Begin Exercise materials

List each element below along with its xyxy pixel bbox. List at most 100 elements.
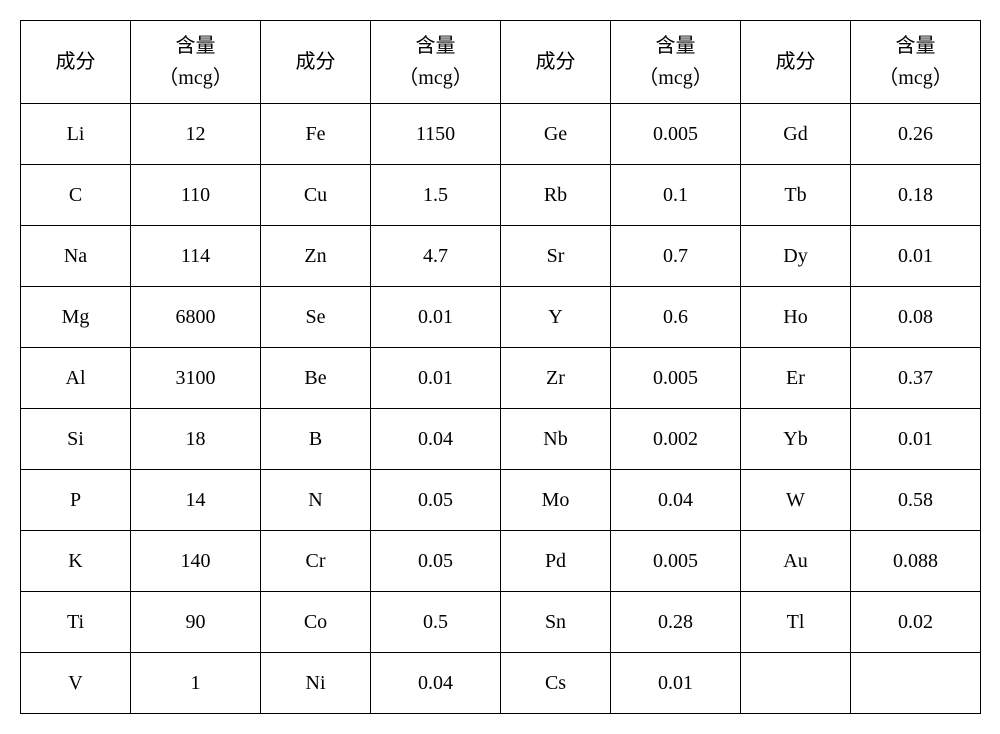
cell-value: 0.05	[371, 470, 501, 531]
cell-value: 0.088	[851, 531, 981, 592]
cell-value	[851, 653, 981, 714]
table-row: V1Ni0.04Cs0.01	[21, 653, 981, 714]
table-row: K140Cr0.05Pd0.005Au0.088	[21, 531, 981, 592]
cell-component: Fe	[261, 104, 371, 165]
header-amount-line1: 含量	[896, 35, 936, 57]
cell-component: Se	[261, 287, 371, 348]
cell-component: Nb	[501, 409, 611, 470]
header-component: 成分	[21, 21, 131, 104]
cell-component: Tl	[741, 592, 851, 653]
cell-component: Pd	[501, 531, 611, 592]
cell-value: 0.04	[611, 470, 741, 531]
table-row: P14N0.05Mo0.04W0.58	[21, 470, 981, 531]
cell-component: Si	[21, 409, 131, 470]
cell-component: Gd	[741, 104, 851, 165]
cell-component: Ti	[21, 592, 131, 653]
cell-value: 0.01	[371, 348, 501, 409]
header-component: 成分	[261, 21, 371, 104]
header-amount-line1: 含量	[176, 35, 216, 57]
cell-component: Ge	[501, 104, 611, 165]
cell-component: C	[21, 165, 131, 226]
cell-value: 0.1	[611, 165, 741, 226]
header-component: 成分	[741, 21, 851, 104]
cell-value: 0.6	[611, 287, 741, 348]
cell-component: Na	[21, 226, 131, 287]
cell-value: 3100	[131, 348, 261, 409]
header-amount: 含量 （mcg）	[371, 21, 501, 104]
cell-value: 0.18	[851, 165, 981, 226]
cell-component: V	[21, 653, 131, 714]
cell-component: Li	[21, 104, 131, 165]
header-amount: 含量 （mcg）	[611, 21, 741, 104]
header-component: 成分	[501, 21, 611, 104]
cell-value: 0.05	[371, 531, 501, 592]
table-row: Ti90Co0.5Sn0.28Tl0.02	[21, 592, 981, 653]
cell-component: Cr	[261, 531, 371, 592]
cell-component: Co	[261, 592, 371, 653]
header-amount-line2: （mcg）	[878, 67, 952, 89]
cell-component: Y	[501, 287, 611, 348]
cell-value: 0.04	[371, 409, 501, 470]
cell-value: 12	[131, 104, 261, 165]
cell-value: 0.58	[851, 470, 981, 531]
cell-component: Ni	[261, 653, 371, 714]
header-amount: 含量 （mcg）	[131, 21, 261, 104]
table-body: Li12Fe1150Ge0.005Gd0.26C110Cu1.5Rb0.1Tb0…	[21, 104, 981, 714]
table-row: Al3100Be0.01Zr0.005Er0.37	[21, 348, 981, 409]
cell-component: Mg	[21, 287, 131, 348]
cell-value: 0.7	[611, 226, 741, 287]
table-row: C110Cu1.5Rb0.1Tb0.18	[21, 165, 981, 226]
composition-table: 成分 含量 （mcg） 成分 含量 （mcg） 成分 含量 （mcg） 成分 含…	[20, 20, 981, 714]
header-amount-line1: 含量	[656, 35, 696, 57]
cell-value: 1.5	[371, 165, 501, 226]
cell-component: Zn	[261, 226, 371, 287]
cell-value: 0.02	[851, 592, 981, 653]
cell-component: Al	[21, 348, 131, 409]
cell-component: Zr	[501, 348, 611, 409]
cell-value: 6800	[131, 287, 261, 348]
cell-value: 18	[131, 409, 261, 470]
cell-component: Cu	[261, 165, 371, 226]
cell-value: 0.01	[851, 226, 981, 287]
cell-value: 114	[131, 226, 261, 287]
cell-component: P	[21, 470, 131, 531]
cell-component: Sn	[501, 592, 611, 653]
cell-value: 0.005	[611, 348, 741, 409]
cell-value: 0.08	[851, 287, 981, 348]
table-row: Li12Fe1150Ge0.005Gd0.26	[21, 104, 981, 165]
cell-component: B	[261, 409, 371, 470]
cell-component: K	[21, 531, 131, 592]
cell-value: 0.01	[371, 287, 501, 348]
table-header-row: 成分 含量 （mcg） 成分 含量 （mcg） 成分 含量 （mcg） 成分 含…	[21, 21, 981, 104]
cell-value: 4.7	[371, 226, 501, 287]
cell-value: 0.01	[851, 409, 981, 470]
cell-value: 0.005	[611, 531, 741, 592]
table-row: Si18B0.04Nb0.002Yb0.01	[21, 409, 981, 470]
table-row: Mg6800Se0.01Y0.6Ho0.08	[21, 287, 981, 348]
cell-component: Dy	[741, 226, 851, 287]
cell-component: Be	[261, 348, 371, 409]
cell-value: 0.002	[611, 409, 741, 470]
cell-component: Sr	[501, 226, 611, 287]
cell-component: N	[261, 470, 371, 531]
header-amount-line2: （mcg）	[638, 67, 712, 89]
cell-component: Tb	[741, 165, 851, 226]
cell-value: 0.26	[851, 104, 981, 165]
cell-component: Ho	[741, 287, 851, 348]
cell-value: 0.28	[611, 592, 741, 653]
cell-value: 1	[131, 653, 261, 714]
header-amount-line1: 含量	[416, 35, 456, 57]
table-row: Na114Zn4.7Sr0.7Dy0.01	[21, 226, 981, 287]
header-amount: 含量 （mcg）	[851, 21, 981, 104]
cell-value: 0.5	[371, 592, 501, 653]
cell-component	[741, 653, 851, 714]
cell-value: 140	[131, 531, 261, 592]
cell-component: Rb	[501, 165, 611, 226]
header-amount-line2: （mcg）	[398, 67, 472, 89]
cell-value: 14	[131, 470, 261, 531]
cell-value: 90	[131, 592, 261, 653]
cell-value: 0.005	[611, 104, 741, 165]
cell-component: Cs	[501, 653, 611, 714]
cell-component: Er	[741, 348, 851, 409]
cell-value: 0.37	[851, 348, 981, 409]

End Exercise materials

Copy the material again, swapping every "cell-component" for "component-cell" and changing nothing else. Leave the pictures out.

List each element below along with its xyxy pixel bbox. List at most 100 elements.
cell-value: 0.05	[371, 470, 501, 531]
cell-value: 0.088	[851, 531, 981, 592]
cell-value	[851, 653, 981, 714]
table-row: V1Ni0.04Cs0.01	[21, 653, 981, 714]
table-row: K140Cr0.05Pd0.005Au0.088	[21, 531, 981, 592]
component-cell: Fe	[261, 104, 371, 165]
header-amount-line1: 含量	[896, 35, 936, 57]
component-cell: Se	[261, 287, 371, 348]
component-cell: Nb	[501, 409, 611, 470]
header-component: 成分	[21, 21, 131, 104]
component-cell: Tl	[741, 592, 851, 653]
component-cell: Pd	[501, 531, 611, 592]
cell-value: 0.04	[611, 470, 741, 531]
table-row: P14N0.05Mo0.04W0.58	[21, 470, 981, 531]
component-cell: Si	[21, 409, 131, 470]
component-cell: Gd	[741, 104, 851, 165]
component-cell: Ti	[21, 592, 131, 653]
cell-value: 0.01	[371, 348, 501, 409]
header-component: 成分	[261, 21, 371, 104]
header-amount-line1: 含量	[176, 35, 216, 57]
component-cell: Ge	[501, 104, 611, 165]
component-cell: C	[21, 165, 131, 226]
cell-value: 0.1	[611, 165, 741, 226]
header-component: 成分	[741, 21, 851, 104]
cell-value: 0.6	[611, 287, 741, 348]
component-cell: Na	[21, 226, 131, 287]
cell-value: 3100	[131, 348, 261, 409]
header-amount: 含量 （mcg）	[371, 21, 501, 104]
cell-value: 0.18	[851, 165, 981, 226]
component-cell: V	[21, 653, 131, 714]
component-cell: Li	[21, 104, 131, 165]
header-amount: 含量 （mcg）	[611, 21, 741, 104]
header-component: 成分	[501, 21, 611, 104]
cell-value: 0.05	[371, 531, 501, 592]
table-row: Ti90Co0.5Sn0.28Tl0.02	[21, 592, 981, 653]
component-cell: Cr	[261, 531, 371, 592]
component-cell: Co	[261, 592, 371, 653]
header-amount-line2: （mcg）	[878, 67, 952, 89]
component-cell: Y	[501, 287, 611, 348]
cell-value: 0.04	[371, 409, 501, 470]
cell-value: 12	[131, 104, 261, 165]
cell-value: 0.58	[851, 470, 981, 531]
component-cell: Ni	[261, 653, 371, 714]
header-amount: 含量 （mcg）	[131, 21, 261, 104]
table-body: Li12Fe1150Ge0.005Gd0.26C110Cu1.5Rb0.1Tb0…	[21, 104, 981, 714]
table-row: Al3100Be0.01Zr0.005Er0.37	[21, 348, 981, 409]
component-cell: Mg	[21, 287, 131, 348]
cell-value: 0.7	[611, 226, 741, 287]
table-row: C110Cu1.5Rb0.1Tb0.18	[21, 165, 981, 226]
composition-table: 成分 含量 （mcg） 成分 含量 （mcg） 成分 含量 （mcg） 成分 含…	[20, 20, 981, 714]
header-amount-line1: 含量	[656, 35, 696, 57]
cell-value: 1.5	[371, 165, 501, 226]
component-cell: Zn	[261, 226, 371, 287]
cell-value: 0.02	[851, 592, 981, 653]
component-cell: Al	[21, 348, 131, 409]
component-cell: Zr	[501, 348, 611, 409]
cell-value: 6800	[131, 287, 261, 348]
cell-value: 18	[131, 409, 261, 470]
component-cell: Cu	[261, 165, 371, 226]
cell-value: 0.01	[851, 226, 981, 287]
cell-value: 114	[131, 226, 261, 287]
component-cell: P	[21, 470, 131, 531]
component-cell: Sn	[501, 592, 611, 653]
cell-value: 0.005	[611, 348, 741, 409]
cell-value: 0.08	[851, 287, 981, 348]
table-row: Li12Fe1150Ge0.005Gd0.26	[21, 104, 981, 165]
component-cell: B	[261, 409, 371, 470]
component-cell: K	[21, 531, 131, 592]
cell-value: 0.01	[371, 287, 501, 348]
table-header-row: 成分 含量 （mcg） 成分 含量 （mcg） 成分 含量 （mcg） 成分 含…	[21, 21, 981, 104]
cell-value: 4.7	[371, 226, 501, 287]
cell-value: 0.01	[851, 409, 981, 470]
cell-value: 0.005	[611, 531, 741, 592]
table-row: Si18B0.04Nb0.002Yb0.01	[21, 409, 981, 470]
table-row: Mg6800Se0.01Y0.6Ho0.08	[21, 287, 981, 348]
component-cell: Dy	[741, 226, 851, 287]
component-cell: Be	[261, 348, 371, 409]
cell-value: 0.002	[611, 409, 741, 470]
component-cell: Sr	[501, 226, 611, 287]
component-cell: N	[261, 470, 371, 531]
header-amount-line2: （mcg）	[638, 67, 712, 89]
component-cell: Tb	[741, 165, 851, 226]
cell-value: 0.26	[851, 104, 981, 165]
component-cell: Ho	[741, 287, 851, 348]
cell-value: 0.28	[611, 592, 741, 653]
cell-value: 1	[131, 653, 261, 714]
header-amount-line1: 含量	[416, 35, 456, 57]
table-row: Na114Zn4.7Sr0.7Dy0.01	[21, 226, 981, 287]
header-amount: 含量 （mcg）	[851, 21, 981, 104]
cell-value: 0.5	[371, 592, 501, 653]
component-cell	[741, 653, 851, 714]
cell-value: 140	[131, 531, 261, 592]
component-cell: Rb	[501, 165, 611, 226]
header-amount-line2: （mcg）	[398, 67, 472, 89]
cell-value: 14	[131, 470, 261, 531]
cell-value: 90	[131, 592, 261, 653]
cell-value: 0.005	[611, 104, 741, 165]
component-cell: Cs	[501, 653, 611, 714]
component-cell: Er	[741, 348, 851, 409]
cell-value: 0.37	[851, 348, 981, 409]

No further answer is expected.